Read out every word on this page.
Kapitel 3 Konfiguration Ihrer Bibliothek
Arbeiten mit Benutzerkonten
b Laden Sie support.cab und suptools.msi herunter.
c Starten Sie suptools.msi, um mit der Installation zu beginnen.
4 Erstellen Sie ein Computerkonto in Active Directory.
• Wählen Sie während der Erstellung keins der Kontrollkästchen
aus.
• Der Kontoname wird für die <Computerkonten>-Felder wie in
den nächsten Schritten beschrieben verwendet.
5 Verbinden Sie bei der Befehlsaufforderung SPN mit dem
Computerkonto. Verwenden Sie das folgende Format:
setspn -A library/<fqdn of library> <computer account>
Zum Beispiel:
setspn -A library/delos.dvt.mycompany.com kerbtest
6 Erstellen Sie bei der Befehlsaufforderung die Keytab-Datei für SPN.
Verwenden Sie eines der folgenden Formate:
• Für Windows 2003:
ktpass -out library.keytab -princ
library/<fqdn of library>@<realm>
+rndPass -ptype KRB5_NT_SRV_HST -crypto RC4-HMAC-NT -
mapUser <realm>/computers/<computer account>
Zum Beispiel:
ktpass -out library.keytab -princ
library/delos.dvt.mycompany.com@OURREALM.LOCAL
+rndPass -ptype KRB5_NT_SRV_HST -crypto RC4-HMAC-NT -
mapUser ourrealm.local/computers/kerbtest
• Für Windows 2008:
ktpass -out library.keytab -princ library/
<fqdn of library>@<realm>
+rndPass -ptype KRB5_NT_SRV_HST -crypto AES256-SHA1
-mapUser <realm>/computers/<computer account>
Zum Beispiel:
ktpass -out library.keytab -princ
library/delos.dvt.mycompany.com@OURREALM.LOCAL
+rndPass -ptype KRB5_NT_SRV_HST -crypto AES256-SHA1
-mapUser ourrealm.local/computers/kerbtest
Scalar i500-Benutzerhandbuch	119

◆ Instructions to follow ◆
Search the data for "Erstellen". Copy every matching line.

◆ Exercise answer ◆
4 Erstellen Sie ein Computerkonto in Active Directory.
6 Erstellen Sie bei der Befehlsaufforderung die Keytab-Datei für SPN.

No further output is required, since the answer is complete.